[Stored items from a collection]
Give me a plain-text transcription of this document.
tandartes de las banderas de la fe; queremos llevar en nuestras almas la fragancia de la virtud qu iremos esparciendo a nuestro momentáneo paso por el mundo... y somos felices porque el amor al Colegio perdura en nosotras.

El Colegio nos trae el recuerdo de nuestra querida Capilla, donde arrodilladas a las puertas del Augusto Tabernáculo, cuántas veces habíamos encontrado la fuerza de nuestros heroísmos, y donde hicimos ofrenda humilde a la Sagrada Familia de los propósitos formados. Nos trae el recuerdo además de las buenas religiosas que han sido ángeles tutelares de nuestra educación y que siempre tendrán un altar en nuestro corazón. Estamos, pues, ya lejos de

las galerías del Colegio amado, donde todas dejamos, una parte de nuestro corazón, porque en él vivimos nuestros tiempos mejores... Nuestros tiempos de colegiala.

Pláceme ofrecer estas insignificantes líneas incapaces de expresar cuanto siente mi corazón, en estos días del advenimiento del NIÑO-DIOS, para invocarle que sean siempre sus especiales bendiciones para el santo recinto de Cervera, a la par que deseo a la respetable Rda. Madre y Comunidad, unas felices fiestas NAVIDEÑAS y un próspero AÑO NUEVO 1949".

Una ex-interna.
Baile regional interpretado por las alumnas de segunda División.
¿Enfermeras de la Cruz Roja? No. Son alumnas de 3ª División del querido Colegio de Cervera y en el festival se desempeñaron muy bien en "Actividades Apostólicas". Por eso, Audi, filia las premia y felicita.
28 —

__EXERCISE__
Within the data above, pick out all lines holding the word "Colegio".

__PROBLEM SOLUTION__
tandartes de las banderas de la fe; queremos llevar en nuestras almas la fragancia de la virtud qu iremos esparciendo a nuestro momentáneo paso por el mundo... y somos felices porque el amor al Colegio perdura en nosotras.
El Colegio nos trae el recuerdo de nuestra querida Capilla, donde arrodilladas a las puertas del Augusto Tabernáculo, cuántas veces habíamos encontrado la fuerza de nuestros heroísmos, y donde hicimos ofrenda humilde a la Sagrada Familia de los propósitos formados. Nos trae el recuerdo además de las buenas religiosas que han sido ángeles tutelares de nuestra educación y que siempre tendrán un altar en nuestro corazón. Estamos, pues, ya lejos de
las galerías del Colegio amado, donde todas dejamos, una parte de nuestro corazón, porque en él vivimos nuestros tiempos mejores... Nuestros tiempos de colegiala.
¿Enfermeras de la Cruz Roja? No. Son alumnas de 3ª División del querido Colegio de Cervera y en el festival se desempeñaron muy bien en "Actividades Apostólicas". Por eso, Audi, filia las premia y felicita.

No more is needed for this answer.